[Stored dataset items]
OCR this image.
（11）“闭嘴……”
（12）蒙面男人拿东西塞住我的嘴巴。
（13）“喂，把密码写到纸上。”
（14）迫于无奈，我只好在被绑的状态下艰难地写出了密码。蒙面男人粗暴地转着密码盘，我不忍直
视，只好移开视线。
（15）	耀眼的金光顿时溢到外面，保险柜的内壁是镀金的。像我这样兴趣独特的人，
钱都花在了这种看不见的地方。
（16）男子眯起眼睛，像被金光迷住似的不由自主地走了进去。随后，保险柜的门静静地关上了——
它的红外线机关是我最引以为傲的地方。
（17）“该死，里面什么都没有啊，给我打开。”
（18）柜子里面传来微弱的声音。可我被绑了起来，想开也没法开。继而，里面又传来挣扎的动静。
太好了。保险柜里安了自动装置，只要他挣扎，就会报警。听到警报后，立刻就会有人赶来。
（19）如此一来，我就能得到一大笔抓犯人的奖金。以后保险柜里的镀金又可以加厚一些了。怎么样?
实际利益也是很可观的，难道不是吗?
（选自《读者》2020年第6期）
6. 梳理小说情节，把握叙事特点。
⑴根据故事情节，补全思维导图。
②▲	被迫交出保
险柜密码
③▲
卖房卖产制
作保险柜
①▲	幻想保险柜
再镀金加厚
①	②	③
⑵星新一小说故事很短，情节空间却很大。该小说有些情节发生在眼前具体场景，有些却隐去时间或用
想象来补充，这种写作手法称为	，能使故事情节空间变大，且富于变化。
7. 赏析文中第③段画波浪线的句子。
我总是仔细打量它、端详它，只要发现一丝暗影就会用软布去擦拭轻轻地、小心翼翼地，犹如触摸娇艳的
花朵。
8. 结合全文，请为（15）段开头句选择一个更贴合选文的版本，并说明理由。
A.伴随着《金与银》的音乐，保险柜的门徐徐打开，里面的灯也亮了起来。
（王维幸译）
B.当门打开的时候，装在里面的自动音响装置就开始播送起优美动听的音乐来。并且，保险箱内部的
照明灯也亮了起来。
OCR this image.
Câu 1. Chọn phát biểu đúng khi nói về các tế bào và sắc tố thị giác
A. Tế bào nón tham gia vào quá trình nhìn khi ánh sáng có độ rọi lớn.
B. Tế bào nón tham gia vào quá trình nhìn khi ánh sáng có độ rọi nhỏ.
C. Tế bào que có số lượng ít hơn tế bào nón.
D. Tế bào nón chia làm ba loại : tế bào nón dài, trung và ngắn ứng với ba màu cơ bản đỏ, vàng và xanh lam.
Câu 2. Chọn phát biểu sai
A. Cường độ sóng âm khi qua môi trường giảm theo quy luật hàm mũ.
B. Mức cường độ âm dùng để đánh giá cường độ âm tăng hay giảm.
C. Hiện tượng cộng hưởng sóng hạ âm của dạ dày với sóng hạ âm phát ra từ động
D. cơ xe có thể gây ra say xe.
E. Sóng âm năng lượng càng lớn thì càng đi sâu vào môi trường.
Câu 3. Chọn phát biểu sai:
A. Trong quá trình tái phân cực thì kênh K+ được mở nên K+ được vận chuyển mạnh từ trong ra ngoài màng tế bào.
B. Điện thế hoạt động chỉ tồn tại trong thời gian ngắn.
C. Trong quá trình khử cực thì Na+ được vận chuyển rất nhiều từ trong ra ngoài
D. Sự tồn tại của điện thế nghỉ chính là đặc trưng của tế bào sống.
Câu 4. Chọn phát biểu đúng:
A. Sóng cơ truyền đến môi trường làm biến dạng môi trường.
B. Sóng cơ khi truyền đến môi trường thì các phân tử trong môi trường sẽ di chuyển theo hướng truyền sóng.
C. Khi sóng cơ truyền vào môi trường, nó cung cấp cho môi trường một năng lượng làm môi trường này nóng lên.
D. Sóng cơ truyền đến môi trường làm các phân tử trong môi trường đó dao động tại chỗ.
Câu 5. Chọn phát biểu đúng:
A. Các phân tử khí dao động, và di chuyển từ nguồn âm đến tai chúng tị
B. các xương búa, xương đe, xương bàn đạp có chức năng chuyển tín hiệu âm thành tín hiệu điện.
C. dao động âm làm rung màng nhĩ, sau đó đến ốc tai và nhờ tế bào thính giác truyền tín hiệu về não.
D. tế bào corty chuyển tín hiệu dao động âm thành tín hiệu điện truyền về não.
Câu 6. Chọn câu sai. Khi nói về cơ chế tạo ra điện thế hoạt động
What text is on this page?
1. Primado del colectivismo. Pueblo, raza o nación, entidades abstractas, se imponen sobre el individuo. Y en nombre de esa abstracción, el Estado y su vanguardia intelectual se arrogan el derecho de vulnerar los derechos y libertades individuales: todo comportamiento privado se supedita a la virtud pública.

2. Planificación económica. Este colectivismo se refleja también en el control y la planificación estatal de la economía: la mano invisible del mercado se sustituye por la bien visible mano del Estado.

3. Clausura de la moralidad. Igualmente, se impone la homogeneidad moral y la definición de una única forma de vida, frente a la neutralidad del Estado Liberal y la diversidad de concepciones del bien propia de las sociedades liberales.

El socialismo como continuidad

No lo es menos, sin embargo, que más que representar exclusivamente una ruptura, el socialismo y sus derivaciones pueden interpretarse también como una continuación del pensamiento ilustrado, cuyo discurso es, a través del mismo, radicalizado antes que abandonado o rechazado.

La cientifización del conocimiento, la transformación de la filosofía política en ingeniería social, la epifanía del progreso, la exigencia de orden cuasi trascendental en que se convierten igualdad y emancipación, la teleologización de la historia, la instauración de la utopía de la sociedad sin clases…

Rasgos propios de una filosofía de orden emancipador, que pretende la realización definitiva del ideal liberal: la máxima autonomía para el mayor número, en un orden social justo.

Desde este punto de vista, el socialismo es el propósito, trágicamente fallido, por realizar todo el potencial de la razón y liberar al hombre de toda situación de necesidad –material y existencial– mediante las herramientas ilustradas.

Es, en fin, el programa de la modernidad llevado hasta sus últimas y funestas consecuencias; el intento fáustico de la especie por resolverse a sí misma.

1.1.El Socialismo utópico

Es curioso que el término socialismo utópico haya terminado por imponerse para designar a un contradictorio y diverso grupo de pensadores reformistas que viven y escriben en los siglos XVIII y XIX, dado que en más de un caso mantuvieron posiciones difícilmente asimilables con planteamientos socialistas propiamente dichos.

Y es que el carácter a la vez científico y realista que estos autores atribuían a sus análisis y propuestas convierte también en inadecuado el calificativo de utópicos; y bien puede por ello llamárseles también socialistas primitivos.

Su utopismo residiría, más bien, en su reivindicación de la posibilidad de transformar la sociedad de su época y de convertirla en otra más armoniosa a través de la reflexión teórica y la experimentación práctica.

YOUR TASK » Reproduce the material above without altering a single character.

FULL SOLUTION »
OCR this image.
（11）“闭嘴……”
（12）蒙面男人拿东西塞住我的嘴巴。
（13）“喂，把密码写到纸上。”
（14）迫于无奈，我只好在被绑的状态下艰难地写出了密码。蒙面男人粗暴地转着密码盘，我不忍直
视，只好移开视线。
（15）	耀眼的金光顿时溢到外面，保险柜的内壁是镀金的。像我这样兴趣独特的人，
钱都花在了这种看不见的地方。
（16）男子眯起眼睛，像被金光迷住似的不由自主地走了进去。随后，保险柜的门静静地关上了——
它的红外线机关是我最引以为傲的地方。
（17）“该死，里面什么都没有啊，给我打开。”
（18）柜子里面传来微弱的声音。可我被绑了起来，想开也没法开。继而，里面又传来挣扎的动静。
太好了。保险柜里安了自动装置，只要他挣扎，就会报警。听到警报后，立刻就会有人赶来。
（19）如此一来，我就能得到一大笔抓犯人的奖金。以后保险柜里的镀金又可以加厚一些了。怎么样?
实际利益也是很可观的，难道不是吗?
（选自《读者》2020年第6期）
6. 梳理小说情节，把握叙事特点。
⑴根据故事情节，补全思维导图。
②▲	被迫交出保
险柜密码
③▲
卖房卖产制
作保险柜
①▲	幻想保险柜
再镀金加厚
①	②	③
⑵星新一小说故事很短，情节空间却很大。该小说有些情节发生在眼前具体场景，有些却隐去时间或用
想象来补充，这种写作手法称为	，能使故事情节空间变大，且富于变化。
7. 赏析文中第③段画波浪线的句子。
我总是仔细打量它、端详它，只要发现一丝暗影就会用软布去擦拭轻轻地、小心翼翼地，犹如触摸娇艳的
花朵。
8. 结合全文，请为（15）段开头句选择一个更贴合选文的版本，并说明理由。
A.伴随着《金与银》的音乐，保险柜的门徐徐打开，里面的灯也亮了起来。
（王维幸译）
B.当门打开的时候，装在里面的自动音响装置就开始播送起优美动听的音乐来。并且，保险箱内部的
照明灯也亮了起来。
OCR this image.
Câu 1. Chọn phát biểu đúng khi nói về các tế bào và sắc tố thị giác
A. Tế bào nón tham gia vào quá trình nhìn khi ánh sáng có độ rọi lớn.
B. Tế bào nón tham gia vào quá trình nhìn khi ánh sáng có độ rọi nhỏ.
C. Tế bào que có số lượng ít hơn tế bào nón.
D. Tế bào nón chia làm ba loại : tế bào nón dài, trung và ngắn ứng với ba màu cơ bản đỏ, vàng và xanh lam.
Câu 2. Chọn phát biểu sai
A. Cường độ sóng âm khi qua môi trường giảm theo quy luật hàm mũ.
B. Mức cường độ âm dùng để đánh giá cường độ âm tăng hay giảm.
C. Hiện tượng cộng hưởng sóng hạ âm của dạ dày với sóng hạ âm phát ra từ động
D. cơ xe có thể gây ra say xe.
E. Sóng âm năng lượng càng lớn thì càng đi sâu vào môi trường.
Câu 3. Chọn phát biểu sai:
A. Trong quá trình tái phân cực thì kênh K+ được mở nên K+ được vận chuyển mạnh từ trong ra ngoài màng tế bào.
B. Điện thế hoạt động chỉ tồn tại trong thời gian ngắn.
C. Trong quá trình khử cực thì Na+ được vận chuyển rất nhiều từ trong ra ngoài
D. Sự tồn tại của điện thế nghỉ chính là đặc trưng của tế bào sống.
Câu 4. Chọn phát biểu đúng:
A. Sóng cơ truyền đến môi trường làm biến dạng môi trường.
B. Sóng cơ khi truyền đến môi trường thì các phân tử trong môi trường sẽ di chuyển theo hướng truyền sóng.
C. Khi sóng cơ truyền vào môi trường, nó cung cấp cho môi trường một năng lượng làm môi trường này nóng lên.
D. Sóng cơ truyền đến môi trường làm các phân tử trong môi trường đó dao động tại chỗ.
Câu 5. Chọn phát biểu đúng:
A. Các phân tử khí dao động, và di chuyển từ nguồn âm đến tai chúng tị
B. các xương búa, xương đe, xương bàn đạp có chức năng chuyển tín hiệu âm thành tín hiệu điện.
C. dao động âm làm rung màng nhĩ, sau đó đến ốc tai và nhờ tế bào thính giác truyền tín hiệu về não.
D. tế bào corty chuyển tín hiệu dao động âm thành tín hiệu điện truyền về não.
Câu 6. Chọn câu sai. Khi nói về cơ chế tạo ra điện thế hoạt động
What text is on this page?
1. Primado del colectivismo. Pueblo, raza o nación, entidades abstractas, se imponen sobre el individuo. Y en nombre de esa abstracción, el Estado y su vanguardia intelectual se arrogan el derecho de vulnerar los derechos y libertades individuales: todo comportamiento privado se supedita a la virtud pública.

2. Planificación económica. Este colectivismo se refleja también en el control y la planificación estatal de la economía: la mano invisible del mercado se sustituye por la bien visible mano del Estado.

3. Clausura de la moralidad. Igualmente, se impone la homogeneidad moral y la definición de una única forma de vida, frente a la neutralidad del Estado Liberal y la diversidad de concepciones del bien propia de las sociedades liberales.

El socialismo como continuidad

No lo es menos, sin embargo, que más que representar exclusivamente una ruptura, el socialismo y sus derivaciones pueden interpretarse también como una continuación del pensamiento ilustrado, cuyo discurso es, a través del mismo, radicalizado antes que abandonado o rechazado.

La cientifización del conocimiento, la transformación de la filosofía política en ingeniería social, la epifanía del progreso, la exigencia de orden cuasi trascendental en que se convierten igualdad y emancipación, la teleologización de la historia, la instauración de la utopía de la sociedad sin clases…

Rasgos propios de una filosofía de orden emancipador, que pretende la realización definitiva del ideal liberal: la máxima autonomía para el mayor número, en un orden social justo.

Desde este punto de vista, el socialismo es el propósito, trágicamente fallido, por realizar todo el potencial de la razón y liberar al hombre de toda situación de necesidad –material y existencial– mediante las herramientas ilustradas.

Es, en fin, el programa de la modernidad llevado hasta sus últimas y funestas consecuencias; el intento fáustico de la especie por resolverse a sí misma.

1.1.El Socialismo utópico

Es curioso que el término socialismo utópico haya terminado por imponerse para designar a un contradictorio y diverso grupo de pensadores reformistas que viven y escriben en los siglos XVIII y XIX, dado que en más de un caso mantuvieron posiciones difícilmente asimilables con planteamientos socialistas propiamente dichos.

Y es que el carácter a la vez científico y realista que estos autores atribuían a sus análisis y propuestas convierte también en inadecuado el calificativo de utópicos; y bien puede por ello llamárseles también socialistas primitivos.

Su utopismo residiría, más bien, en su reivindicación de la posibilidad de transformar la sociedad de su época y de convertirla en otra más armoniosa a través de la reflexión teórica y la experimentación práctica.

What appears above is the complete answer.